*TASK DIRECTIONS*: Filter out everything except lines holding "flow".

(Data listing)
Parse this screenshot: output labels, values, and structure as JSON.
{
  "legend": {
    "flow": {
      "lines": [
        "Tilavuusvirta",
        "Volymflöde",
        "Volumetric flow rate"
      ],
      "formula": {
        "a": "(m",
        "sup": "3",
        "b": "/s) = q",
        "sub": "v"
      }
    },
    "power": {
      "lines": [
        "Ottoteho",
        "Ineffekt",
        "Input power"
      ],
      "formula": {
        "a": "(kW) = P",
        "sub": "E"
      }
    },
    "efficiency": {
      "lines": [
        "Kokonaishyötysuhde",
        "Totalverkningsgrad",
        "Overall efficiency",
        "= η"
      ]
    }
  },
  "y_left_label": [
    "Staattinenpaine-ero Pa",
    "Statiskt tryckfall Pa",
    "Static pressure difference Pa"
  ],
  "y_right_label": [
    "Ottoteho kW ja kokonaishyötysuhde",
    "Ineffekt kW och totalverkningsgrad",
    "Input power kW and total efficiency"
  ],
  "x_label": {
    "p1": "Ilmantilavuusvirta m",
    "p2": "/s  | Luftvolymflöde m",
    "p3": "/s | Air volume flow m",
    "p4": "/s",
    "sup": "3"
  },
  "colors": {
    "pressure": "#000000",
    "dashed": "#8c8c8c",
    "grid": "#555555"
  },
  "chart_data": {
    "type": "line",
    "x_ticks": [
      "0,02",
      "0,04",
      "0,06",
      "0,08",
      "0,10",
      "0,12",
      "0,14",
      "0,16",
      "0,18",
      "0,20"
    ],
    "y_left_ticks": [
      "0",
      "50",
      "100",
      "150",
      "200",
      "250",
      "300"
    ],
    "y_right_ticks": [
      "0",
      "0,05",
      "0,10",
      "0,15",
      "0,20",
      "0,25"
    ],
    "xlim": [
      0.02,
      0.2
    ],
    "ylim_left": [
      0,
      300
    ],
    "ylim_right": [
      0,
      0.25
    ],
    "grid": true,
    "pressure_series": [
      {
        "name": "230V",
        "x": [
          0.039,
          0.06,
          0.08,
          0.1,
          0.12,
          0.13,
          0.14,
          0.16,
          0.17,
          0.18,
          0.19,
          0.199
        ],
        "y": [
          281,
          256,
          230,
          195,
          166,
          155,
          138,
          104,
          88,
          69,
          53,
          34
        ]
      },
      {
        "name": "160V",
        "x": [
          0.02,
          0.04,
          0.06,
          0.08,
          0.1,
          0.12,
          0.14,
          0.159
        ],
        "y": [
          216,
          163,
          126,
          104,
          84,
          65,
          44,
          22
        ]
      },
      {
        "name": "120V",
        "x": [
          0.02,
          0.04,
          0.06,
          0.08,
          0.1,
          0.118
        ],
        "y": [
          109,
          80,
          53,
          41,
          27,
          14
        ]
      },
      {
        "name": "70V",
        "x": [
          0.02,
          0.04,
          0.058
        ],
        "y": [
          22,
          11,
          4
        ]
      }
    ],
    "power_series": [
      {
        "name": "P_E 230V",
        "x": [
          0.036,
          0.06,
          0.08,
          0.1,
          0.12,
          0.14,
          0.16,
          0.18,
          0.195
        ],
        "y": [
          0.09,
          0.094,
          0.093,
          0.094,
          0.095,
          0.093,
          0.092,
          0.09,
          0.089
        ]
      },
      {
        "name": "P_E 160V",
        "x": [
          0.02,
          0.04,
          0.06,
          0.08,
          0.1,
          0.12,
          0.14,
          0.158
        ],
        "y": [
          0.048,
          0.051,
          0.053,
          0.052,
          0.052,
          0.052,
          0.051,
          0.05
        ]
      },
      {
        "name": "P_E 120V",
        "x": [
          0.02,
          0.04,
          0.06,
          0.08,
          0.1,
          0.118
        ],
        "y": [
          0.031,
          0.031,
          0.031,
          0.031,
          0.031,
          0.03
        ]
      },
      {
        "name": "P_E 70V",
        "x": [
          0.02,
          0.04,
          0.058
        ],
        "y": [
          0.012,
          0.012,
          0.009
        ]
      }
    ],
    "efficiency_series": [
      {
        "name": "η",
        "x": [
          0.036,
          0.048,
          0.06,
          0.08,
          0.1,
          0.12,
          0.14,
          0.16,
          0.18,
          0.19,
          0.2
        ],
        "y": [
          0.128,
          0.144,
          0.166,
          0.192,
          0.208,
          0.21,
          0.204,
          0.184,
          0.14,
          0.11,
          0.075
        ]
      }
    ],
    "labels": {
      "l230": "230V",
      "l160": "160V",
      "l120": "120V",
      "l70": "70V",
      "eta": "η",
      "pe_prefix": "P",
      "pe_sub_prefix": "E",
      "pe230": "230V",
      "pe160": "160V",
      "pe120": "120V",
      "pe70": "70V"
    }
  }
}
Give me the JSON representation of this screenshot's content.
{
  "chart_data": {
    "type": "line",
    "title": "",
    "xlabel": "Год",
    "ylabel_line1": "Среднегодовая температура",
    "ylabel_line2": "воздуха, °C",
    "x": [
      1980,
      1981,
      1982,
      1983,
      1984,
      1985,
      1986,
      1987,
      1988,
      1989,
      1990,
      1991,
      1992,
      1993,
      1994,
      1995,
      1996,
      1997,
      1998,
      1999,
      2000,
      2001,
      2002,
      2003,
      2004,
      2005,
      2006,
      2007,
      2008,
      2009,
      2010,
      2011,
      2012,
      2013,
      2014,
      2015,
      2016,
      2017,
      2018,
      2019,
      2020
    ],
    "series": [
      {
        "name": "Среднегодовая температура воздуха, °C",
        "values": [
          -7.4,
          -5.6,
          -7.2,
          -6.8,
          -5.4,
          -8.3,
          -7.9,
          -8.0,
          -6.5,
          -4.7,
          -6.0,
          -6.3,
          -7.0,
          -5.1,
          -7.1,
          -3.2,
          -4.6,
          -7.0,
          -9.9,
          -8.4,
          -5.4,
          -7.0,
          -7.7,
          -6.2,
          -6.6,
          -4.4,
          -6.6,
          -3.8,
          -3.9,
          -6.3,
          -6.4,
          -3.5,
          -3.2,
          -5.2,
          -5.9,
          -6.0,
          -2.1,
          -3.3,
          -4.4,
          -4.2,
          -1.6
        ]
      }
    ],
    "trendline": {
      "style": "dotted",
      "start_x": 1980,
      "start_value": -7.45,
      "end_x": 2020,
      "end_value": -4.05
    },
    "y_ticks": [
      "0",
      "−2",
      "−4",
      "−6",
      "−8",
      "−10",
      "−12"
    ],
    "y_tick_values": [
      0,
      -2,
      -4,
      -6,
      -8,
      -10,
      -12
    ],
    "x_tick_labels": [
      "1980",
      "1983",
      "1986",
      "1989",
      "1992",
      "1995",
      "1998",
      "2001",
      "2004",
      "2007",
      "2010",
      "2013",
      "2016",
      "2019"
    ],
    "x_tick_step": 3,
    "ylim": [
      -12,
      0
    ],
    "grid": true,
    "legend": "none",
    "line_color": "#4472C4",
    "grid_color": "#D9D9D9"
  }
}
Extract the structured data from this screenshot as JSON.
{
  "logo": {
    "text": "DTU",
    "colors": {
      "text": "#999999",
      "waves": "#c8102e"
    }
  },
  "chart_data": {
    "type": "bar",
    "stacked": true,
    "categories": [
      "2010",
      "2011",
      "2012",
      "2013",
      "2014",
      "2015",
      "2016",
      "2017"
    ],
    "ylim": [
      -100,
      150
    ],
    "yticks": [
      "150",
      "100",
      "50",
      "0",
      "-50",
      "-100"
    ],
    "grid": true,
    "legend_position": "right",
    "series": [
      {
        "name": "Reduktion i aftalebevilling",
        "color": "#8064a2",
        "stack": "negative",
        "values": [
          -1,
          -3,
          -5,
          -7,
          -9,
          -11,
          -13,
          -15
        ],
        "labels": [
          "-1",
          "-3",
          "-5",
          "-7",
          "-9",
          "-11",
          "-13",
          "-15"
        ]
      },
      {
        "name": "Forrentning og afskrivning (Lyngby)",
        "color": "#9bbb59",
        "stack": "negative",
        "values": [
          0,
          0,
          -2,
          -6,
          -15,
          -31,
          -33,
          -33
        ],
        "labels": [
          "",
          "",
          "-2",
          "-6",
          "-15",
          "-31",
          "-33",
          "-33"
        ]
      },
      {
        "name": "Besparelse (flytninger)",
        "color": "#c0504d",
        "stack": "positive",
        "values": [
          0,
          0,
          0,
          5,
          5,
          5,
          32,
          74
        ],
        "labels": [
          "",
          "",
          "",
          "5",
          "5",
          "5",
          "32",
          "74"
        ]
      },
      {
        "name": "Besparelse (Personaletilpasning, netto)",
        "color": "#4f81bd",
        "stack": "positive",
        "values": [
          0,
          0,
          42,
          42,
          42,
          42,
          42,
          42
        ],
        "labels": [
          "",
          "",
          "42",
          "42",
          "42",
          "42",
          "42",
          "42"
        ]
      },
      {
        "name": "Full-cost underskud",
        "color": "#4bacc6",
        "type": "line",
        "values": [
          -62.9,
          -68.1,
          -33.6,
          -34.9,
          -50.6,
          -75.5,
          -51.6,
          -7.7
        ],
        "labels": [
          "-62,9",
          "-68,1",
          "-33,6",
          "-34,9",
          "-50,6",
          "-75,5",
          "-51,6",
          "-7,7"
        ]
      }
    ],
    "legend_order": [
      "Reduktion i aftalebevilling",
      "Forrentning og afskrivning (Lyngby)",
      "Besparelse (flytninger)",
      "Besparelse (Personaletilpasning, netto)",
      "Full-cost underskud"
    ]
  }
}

*TASK OUTPUT*:
    "flow": {
        "Volumetric flow rate"
    "p3": "/s | Air volume flow m",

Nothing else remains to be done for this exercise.